— Start —

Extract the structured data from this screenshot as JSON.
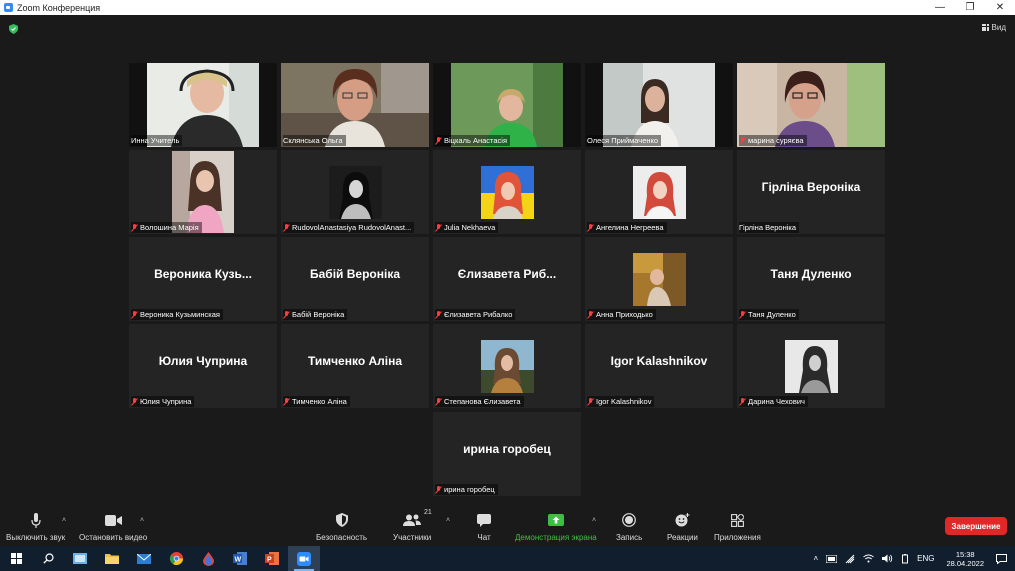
{
  "window": {
    "title": "Zoom Конференция",
    "controls": [
      "minimize",
      "restore",
      "close"
    ]
  },
  "topbar": {
    "view_label": "Вид"
  },
  "participants": [
    {
      "label": "Инна Учитель",
      "muted": false,
      "video": true,
      "bigname": ""
    },
    {
      "label": "Склянська Ольга",
      "muted": false,
      "video": true,
      "bigname": "",
      "active": true
    },
    {
      "label": "Віцкаль Анастасія",
      "muted": true,
      "video": true,
      "bigname": ""
    },
    {
      "label": "Олеся Приймаченко",
      "muted": false,
      "video": true,
      "bigname": ""
    },
    {
      "label": "марина суряєва",
      "muted": true,
      "video": true,
      "bigname": ""
    },
    {
      "label": "Волошина Марія",
      "muted": true,
      "video": false,
      "photo": true,
      "bigname": ""
    },
    {
      "label": "RudovolAnastasiya RudovolAnast...",
      "muted": true,
      "video": false,
      "photo": true,
      "bigname": ""
    },
    {
      "label": "Julia Nekhaeva",
      "muted": true,
      "video": false,
      "photo": true,
      "bigname": ""
    },
    {
      "label": "Ангелина Негреева",
      "muted": true,
      "video": false,
      "photo": true,
      "bigname": ""
    },
    {
      "label": "Гірліна Вероніка",
      "muted": false,
      "video": false,
      "bigname": "Гірліна Вероніка"
    },
    {
      "label": "Вероника Кузьминская",
      "muted": true,
      "video": false,
      "bigname": "Вероника  Кузь..."
    },
    {
      "label": "Бабій Вероніка",
      "muted": true,
      "video": false,
      "bigname": "Бабій Вероніка"
    },
    {
      "label": "Єлизавета Рибалко",
      "muted": true,
      "video": false,
      "bigname": "Єлизавета  Риб..."
    },
    {
      "label": "Анна Приходько",
      "muted": true,
      "video": false,
      "photo": true,
      "bigname": ""
    },
    {
      "label": "Таня Дуленко",
      "muted": true,
      "video": false,
      "bigname": "Таня Дуленко"
    },
    {
      "label": "Юлия Чуприна",
      "muted": true,
      "video": false,
      "bigname": "Юлия Чуприна"
    },
    {
      "label": "Тимченко Аліна",
      "muted": true,
      "video": false,
      "bigname": "Тимченко Аліна"
    },
    {
      "label": "Степанова Єлизавета",
      "muted": true,
      "video": false,
      "photo": true,
      "bigname": ""
    },
    {
      "label": "Igor Kalashnikov",
      "muted": true,
      "video": false,
      "bigname": "Igor Kalashnikov"
    },
    {
      "label": "Дарина Чехович",
      "muted": true,
      "video": false,
      "photo": true,
      "bigname": ""
    },
    {
      "label": "ирина горобец",
      "muted": true,
      "video": false,
      "bigname": "ирина горобец"
    }
  ],
  "toolbar": {
    "mute_label": "Выключить звук",
    "video_label": "Остановить видео",
    "security_label": "Безопасность",
    "participants_label": "Участники",
    "participants_count": "21",
    "chat_label": "Чат",
    "share_label": "Демонстрация экрана",
    "record_label": "Запись",
    "reactions_label": "Реакции",
    "apps_label": "Приложения",
    "end_label": "Завершение"
  },
  "taskbar": {
    "apps": [
      "start-icon",
      "search-icon",
      "file-explorer-icon",
      "folder-icon",
      "mail-icon",
      "chrome-icon",
      "drop-app-icon",
      "word-icon",
      "powerpoint-icon",
      "zoom-icon"
    ],
    "language": "ENG",
    "time": "15:38",
    "date": "28.04.2022"
  },
  "colors": {
    "background": "#1a1a1a",
    "tile": "#242424",
    "active_speaker": "#c9e266",
    "share_green": "#3fbf3f",
    "end_red": "#e02828",
    "zoom_blue": "#2d8cff"
  }
}
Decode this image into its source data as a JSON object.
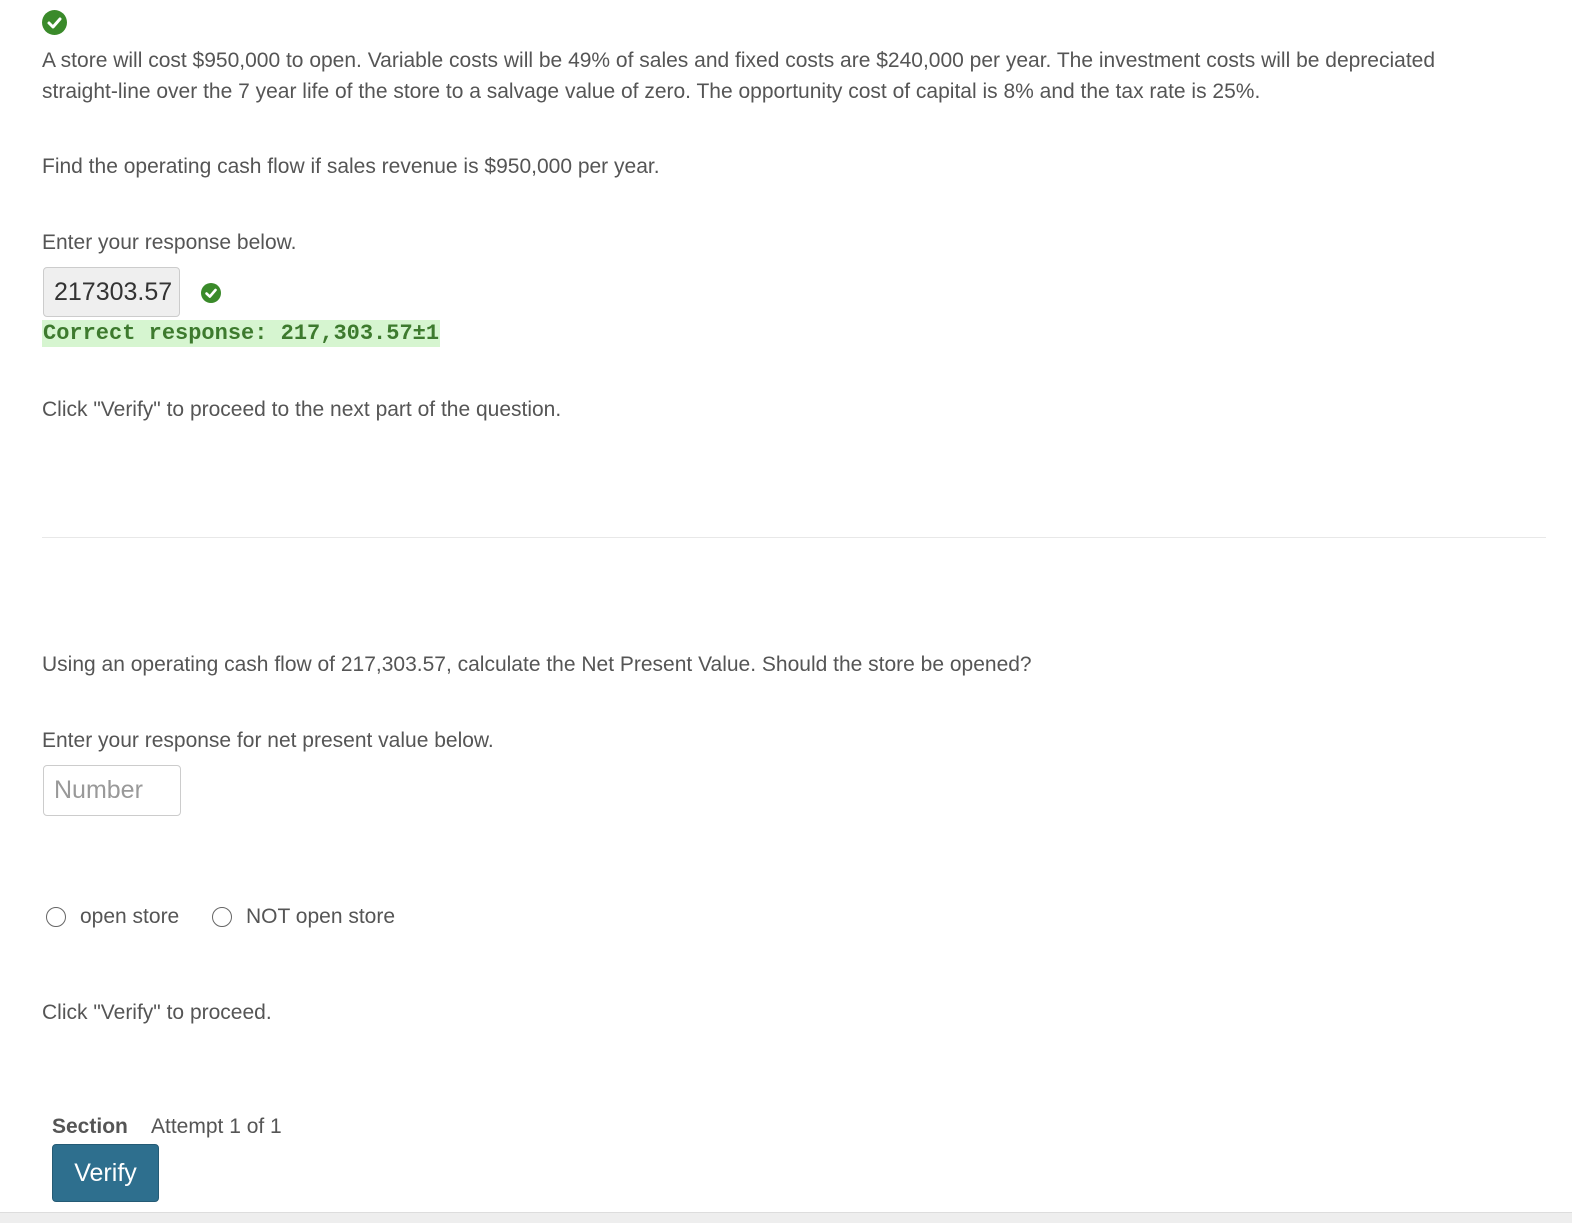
{
  "problem": {
    "text": "A store will cost $950,000 to open. Variable costs will be 49% of sales and fixed costs are $240,000 per year. The investment costs will be depreciated straight-line over the 7 year life of the store to a salvage value of zero. The opportunity cost of capital is 8% and the tax rate is 25%."
  },
  "part1": {
    "question": "Find the operating cash flow if sales revenue is $950,000 per year.",
    "prompt": "Enter your response below.",
    "input_value": "217303.57",
    "correct_response": "Correct response: 217,303.57±1",
    "verify_hint": "Click \"Verify\" to proceed to the next part of the question."
  },
  "part2": {
    "question": "Using an operating cash flow of 217,303.57, calculate the Net Present Value. Should the store be opened?",
    "prompt": "Enter your response for net present value below.",
    "input_placeholder": "Number",
    "input_value": "",
    "options": [
      {
        "label": "open store",
        "selected": false
      },
      {
        "label": "NOT open store",
        "selected": false
      }
    ],
    "verify_hint": "Click \"Verify\" to proceed."
  },
  "footer": {
    "section_label": "Section",
    "attempt_text": "Attempt 1 of 1",
    "verify_label": "Verify"
  },
  "colors": {
    "correct_green": "#3a8a2a",
    "correct_bg": "#d6f5d0",
    "button_blue": "#2e6f8e"
  },
  "icons": {
    "status": "check-circle-icon"
  }
}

— End —

Aim of the task: Where a line of the data holds "горобец", show that line.

Written solution:
      "label": "ирина горобец",
      "bigname": "ирина горобец"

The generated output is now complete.